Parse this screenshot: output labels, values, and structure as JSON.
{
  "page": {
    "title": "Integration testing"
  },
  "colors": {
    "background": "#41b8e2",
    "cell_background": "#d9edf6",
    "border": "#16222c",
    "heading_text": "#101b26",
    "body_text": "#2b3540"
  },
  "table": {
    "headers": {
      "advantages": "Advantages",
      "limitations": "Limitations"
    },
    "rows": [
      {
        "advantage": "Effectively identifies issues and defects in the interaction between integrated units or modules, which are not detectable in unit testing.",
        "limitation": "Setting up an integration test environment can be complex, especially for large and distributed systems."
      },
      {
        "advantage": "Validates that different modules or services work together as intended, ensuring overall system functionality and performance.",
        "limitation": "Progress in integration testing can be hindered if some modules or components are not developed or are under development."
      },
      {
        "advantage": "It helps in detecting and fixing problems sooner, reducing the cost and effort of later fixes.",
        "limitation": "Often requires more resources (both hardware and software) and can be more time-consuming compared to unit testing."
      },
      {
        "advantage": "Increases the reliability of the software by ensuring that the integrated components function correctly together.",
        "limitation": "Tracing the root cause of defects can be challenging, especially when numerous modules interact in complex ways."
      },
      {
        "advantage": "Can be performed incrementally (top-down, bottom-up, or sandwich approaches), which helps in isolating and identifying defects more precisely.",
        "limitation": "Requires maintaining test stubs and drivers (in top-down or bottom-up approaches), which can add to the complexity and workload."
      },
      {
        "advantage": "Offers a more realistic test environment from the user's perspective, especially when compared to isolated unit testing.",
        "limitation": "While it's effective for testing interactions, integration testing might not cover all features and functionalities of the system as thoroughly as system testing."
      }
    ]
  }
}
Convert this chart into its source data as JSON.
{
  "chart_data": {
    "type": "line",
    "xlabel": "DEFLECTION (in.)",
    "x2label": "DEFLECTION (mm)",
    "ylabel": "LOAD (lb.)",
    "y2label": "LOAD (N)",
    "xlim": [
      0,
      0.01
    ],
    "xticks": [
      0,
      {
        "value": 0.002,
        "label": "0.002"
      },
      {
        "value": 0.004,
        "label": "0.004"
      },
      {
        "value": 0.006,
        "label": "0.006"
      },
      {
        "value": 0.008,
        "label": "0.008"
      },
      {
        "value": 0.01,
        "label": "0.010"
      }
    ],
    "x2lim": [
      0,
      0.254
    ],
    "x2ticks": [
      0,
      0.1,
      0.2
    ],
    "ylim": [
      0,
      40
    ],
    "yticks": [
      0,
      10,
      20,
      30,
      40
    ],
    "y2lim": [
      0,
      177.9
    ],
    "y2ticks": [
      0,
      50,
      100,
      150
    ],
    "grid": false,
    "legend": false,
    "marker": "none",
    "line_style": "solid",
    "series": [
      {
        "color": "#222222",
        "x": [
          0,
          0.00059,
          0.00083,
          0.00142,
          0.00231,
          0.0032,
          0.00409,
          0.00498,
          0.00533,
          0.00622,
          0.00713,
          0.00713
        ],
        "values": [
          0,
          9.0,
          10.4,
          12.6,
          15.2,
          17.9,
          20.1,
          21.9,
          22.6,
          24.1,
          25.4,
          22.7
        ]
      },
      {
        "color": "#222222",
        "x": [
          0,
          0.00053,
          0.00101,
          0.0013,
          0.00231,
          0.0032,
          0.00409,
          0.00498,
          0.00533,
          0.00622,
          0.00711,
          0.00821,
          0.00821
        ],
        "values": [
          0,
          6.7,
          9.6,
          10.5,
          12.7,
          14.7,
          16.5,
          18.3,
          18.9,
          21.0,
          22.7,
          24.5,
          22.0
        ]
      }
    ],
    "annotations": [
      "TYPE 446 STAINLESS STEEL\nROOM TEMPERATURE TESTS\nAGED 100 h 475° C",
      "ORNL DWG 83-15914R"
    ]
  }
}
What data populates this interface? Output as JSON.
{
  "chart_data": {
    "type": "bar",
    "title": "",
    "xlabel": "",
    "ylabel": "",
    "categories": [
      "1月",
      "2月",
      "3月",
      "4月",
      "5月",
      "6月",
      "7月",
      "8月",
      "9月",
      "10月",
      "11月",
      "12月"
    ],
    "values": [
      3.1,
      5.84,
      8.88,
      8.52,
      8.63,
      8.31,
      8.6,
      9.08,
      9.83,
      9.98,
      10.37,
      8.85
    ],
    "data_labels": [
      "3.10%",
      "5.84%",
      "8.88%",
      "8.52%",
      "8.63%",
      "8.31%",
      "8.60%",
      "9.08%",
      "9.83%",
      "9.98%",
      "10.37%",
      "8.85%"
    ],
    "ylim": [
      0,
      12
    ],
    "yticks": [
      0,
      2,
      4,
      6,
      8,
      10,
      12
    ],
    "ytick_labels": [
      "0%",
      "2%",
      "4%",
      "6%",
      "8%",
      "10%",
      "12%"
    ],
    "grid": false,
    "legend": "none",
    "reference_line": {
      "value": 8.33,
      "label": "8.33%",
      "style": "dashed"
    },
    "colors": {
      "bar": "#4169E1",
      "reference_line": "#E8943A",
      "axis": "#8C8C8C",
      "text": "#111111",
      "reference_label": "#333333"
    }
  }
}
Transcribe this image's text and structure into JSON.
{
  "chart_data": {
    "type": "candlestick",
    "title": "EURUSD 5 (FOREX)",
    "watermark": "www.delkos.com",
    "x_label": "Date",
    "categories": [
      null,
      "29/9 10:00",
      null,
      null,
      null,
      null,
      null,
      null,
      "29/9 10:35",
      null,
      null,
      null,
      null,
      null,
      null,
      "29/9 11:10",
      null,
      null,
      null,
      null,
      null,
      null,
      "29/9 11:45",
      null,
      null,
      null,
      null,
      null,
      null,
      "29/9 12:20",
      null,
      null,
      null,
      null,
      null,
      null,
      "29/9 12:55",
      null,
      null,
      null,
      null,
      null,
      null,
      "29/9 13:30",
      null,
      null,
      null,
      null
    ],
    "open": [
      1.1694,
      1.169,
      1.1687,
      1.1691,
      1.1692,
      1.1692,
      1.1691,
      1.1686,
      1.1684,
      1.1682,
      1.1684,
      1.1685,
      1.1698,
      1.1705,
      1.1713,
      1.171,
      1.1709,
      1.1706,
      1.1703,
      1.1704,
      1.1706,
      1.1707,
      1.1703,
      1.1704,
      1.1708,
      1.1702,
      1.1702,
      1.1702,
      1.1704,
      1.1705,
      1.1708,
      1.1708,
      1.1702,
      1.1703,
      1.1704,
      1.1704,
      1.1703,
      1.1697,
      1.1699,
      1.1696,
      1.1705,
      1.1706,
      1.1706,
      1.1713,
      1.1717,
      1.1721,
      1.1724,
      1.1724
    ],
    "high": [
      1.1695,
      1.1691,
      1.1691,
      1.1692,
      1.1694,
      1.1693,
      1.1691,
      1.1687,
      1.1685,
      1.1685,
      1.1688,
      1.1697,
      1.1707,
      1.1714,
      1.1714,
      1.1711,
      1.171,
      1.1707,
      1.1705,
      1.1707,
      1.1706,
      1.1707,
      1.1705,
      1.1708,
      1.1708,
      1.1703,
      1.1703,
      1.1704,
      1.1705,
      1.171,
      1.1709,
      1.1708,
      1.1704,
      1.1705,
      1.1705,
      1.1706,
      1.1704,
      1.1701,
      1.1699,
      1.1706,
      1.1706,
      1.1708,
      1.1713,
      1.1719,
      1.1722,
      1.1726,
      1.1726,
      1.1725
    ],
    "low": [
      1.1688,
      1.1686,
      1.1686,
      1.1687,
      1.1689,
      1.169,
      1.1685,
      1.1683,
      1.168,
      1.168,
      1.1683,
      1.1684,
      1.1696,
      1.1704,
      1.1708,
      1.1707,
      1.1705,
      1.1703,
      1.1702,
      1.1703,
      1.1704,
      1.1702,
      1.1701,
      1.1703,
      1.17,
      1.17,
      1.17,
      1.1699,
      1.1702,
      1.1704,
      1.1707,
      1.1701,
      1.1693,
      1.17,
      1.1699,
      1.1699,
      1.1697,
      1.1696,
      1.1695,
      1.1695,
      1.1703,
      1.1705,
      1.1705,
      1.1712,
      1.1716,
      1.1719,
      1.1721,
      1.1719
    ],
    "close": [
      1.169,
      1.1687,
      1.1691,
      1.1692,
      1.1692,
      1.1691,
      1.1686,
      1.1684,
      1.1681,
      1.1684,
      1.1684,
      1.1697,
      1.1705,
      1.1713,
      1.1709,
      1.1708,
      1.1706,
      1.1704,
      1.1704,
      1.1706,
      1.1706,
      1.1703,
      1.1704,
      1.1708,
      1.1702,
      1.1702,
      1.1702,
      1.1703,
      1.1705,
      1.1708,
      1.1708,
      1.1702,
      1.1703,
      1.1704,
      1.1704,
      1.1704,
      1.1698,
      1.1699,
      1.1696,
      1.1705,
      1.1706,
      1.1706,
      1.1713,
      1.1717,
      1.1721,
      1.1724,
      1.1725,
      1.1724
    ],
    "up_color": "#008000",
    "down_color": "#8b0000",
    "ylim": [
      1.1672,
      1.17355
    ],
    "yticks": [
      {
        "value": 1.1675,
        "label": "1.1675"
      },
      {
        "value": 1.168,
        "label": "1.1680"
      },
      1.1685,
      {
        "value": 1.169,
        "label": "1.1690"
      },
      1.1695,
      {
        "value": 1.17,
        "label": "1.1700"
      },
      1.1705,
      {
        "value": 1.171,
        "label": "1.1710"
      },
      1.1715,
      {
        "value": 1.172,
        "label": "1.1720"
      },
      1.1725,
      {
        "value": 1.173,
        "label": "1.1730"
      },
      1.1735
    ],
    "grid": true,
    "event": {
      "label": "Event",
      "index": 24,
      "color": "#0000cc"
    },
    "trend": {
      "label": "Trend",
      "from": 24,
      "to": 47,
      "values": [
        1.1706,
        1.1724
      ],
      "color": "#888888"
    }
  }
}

Instruction. Work through the data and report how many of its lines hold the word "integrated", giving only the figure.

Result for this exercise. 2